Using the listing below, please gather every line containing the word "watermark".

(Records from a data source)
________

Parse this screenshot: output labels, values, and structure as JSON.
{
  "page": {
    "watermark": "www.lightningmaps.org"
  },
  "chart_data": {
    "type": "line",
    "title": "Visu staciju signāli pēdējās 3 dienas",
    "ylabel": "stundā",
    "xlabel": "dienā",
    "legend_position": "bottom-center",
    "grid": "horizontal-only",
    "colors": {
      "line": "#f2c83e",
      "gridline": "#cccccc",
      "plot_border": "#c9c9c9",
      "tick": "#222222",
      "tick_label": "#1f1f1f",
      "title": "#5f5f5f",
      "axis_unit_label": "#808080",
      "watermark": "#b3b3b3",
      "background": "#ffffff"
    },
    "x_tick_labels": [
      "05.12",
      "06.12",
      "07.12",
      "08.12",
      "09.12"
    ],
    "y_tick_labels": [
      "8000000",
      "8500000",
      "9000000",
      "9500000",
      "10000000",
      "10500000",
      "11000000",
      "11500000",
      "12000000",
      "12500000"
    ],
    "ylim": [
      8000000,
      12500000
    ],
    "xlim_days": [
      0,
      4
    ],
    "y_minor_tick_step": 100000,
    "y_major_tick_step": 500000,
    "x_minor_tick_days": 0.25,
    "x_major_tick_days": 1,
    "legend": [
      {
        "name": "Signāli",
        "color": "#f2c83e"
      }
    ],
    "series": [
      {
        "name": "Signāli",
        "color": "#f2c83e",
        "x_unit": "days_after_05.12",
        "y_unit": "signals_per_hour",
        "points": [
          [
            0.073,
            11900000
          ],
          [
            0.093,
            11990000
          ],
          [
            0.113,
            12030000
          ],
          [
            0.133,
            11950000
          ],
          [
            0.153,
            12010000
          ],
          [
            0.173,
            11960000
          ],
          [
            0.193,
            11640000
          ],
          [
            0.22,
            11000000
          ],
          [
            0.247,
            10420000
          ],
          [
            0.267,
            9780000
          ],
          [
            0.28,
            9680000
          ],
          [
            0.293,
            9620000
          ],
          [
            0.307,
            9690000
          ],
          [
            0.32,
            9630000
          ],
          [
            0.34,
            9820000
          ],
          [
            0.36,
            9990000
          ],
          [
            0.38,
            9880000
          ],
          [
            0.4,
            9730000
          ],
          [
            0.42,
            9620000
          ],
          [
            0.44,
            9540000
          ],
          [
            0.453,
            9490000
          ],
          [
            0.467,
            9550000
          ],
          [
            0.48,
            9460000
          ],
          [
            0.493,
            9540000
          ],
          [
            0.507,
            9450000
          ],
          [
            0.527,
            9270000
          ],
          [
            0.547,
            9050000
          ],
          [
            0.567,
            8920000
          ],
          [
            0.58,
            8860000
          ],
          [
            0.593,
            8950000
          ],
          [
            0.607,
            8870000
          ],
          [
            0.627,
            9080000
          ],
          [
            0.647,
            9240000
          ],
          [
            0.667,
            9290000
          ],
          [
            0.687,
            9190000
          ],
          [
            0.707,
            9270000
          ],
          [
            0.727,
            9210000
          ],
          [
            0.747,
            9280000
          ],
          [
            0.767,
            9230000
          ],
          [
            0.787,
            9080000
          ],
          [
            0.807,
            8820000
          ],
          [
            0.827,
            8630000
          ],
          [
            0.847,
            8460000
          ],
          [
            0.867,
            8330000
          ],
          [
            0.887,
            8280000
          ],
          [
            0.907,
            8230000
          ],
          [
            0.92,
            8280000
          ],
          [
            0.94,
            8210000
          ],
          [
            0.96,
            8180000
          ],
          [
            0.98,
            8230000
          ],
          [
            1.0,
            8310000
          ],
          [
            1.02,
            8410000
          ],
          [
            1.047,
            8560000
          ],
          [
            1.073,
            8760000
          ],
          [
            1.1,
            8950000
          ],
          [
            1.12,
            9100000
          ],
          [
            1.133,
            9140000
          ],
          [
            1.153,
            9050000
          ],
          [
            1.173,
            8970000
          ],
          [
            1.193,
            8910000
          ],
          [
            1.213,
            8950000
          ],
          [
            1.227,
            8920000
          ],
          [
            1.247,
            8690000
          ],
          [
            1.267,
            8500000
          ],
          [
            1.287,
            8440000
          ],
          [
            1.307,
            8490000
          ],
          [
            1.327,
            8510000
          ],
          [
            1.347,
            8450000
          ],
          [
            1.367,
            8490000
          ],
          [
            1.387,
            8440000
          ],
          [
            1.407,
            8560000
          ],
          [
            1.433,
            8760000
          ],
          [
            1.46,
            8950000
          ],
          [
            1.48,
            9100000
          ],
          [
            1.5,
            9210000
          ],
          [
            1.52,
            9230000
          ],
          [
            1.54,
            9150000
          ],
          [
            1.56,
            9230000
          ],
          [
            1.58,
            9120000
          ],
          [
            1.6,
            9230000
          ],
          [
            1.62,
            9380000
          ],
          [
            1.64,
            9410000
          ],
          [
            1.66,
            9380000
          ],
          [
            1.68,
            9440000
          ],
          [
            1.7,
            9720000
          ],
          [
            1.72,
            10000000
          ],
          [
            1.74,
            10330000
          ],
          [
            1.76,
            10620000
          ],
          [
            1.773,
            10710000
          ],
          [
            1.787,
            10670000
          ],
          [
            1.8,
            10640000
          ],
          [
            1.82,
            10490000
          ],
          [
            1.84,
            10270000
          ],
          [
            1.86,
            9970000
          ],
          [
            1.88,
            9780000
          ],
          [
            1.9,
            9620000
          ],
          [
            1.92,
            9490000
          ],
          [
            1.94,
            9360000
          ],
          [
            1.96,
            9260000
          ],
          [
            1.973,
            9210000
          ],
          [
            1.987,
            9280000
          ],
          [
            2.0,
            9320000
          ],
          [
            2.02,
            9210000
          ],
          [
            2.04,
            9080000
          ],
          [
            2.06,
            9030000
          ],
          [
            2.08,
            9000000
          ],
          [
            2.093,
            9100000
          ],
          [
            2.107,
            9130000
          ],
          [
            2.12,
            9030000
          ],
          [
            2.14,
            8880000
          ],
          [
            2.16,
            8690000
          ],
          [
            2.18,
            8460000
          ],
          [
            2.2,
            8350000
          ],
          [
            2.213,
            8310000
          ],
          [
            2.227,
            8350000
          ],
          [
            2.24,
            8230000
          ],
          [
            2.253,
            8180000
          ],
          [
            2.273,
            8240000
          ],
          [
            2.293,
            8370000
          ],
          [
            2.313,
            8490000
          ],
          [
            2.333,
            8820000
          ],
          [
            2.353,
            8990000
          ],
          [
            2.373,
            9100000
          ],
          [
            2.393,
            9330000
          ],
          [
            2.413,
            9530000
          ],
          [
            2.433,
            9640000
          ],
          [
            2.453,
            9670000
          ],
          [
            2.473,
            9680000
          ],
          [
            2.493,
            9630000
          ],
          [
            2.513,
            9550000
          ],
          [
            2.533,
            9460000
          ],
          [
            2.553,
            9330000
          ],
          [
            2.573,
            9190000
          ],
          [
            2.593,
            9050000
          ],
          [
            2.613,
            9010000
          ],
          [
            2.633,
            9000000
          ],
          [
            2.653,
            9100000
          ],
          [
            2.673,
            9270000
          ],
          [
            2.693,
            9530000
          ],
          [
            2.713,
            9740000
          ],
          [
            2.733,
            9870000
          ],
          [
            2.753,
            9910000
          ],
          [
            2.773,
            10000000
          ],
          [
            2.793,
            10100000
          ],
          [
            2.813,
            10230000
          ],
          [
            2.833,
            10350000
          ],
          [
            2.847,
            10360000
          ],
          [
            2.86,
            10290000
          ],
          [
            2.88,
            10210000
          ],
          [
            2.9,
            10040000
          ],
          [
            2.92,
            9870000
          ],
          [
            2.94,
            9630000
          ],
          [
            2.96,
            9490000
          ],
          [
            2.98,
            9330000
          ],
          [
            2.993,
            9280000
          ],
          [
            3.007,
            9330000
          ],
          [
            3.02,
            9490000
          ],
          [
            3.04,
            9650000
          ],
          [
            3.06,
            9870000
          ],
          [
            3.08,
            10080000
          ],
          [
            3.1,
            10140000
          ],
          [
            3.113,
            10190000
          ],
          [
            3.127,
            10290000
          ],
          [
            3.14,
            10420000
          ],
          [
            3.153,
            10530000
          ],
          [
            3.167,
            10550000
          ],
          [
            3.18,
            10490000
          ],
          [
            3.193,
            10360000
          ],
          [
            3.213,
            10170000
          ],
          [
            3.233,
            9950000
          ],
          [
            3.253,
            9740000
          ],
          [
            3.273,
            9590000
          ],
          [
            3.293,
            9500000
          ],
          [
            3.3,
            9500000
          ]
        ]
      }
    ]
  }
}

________

FULL OUTPUT
    "watermark": "www.lightningmaps.org"
      "watermark": "#b3b3b3",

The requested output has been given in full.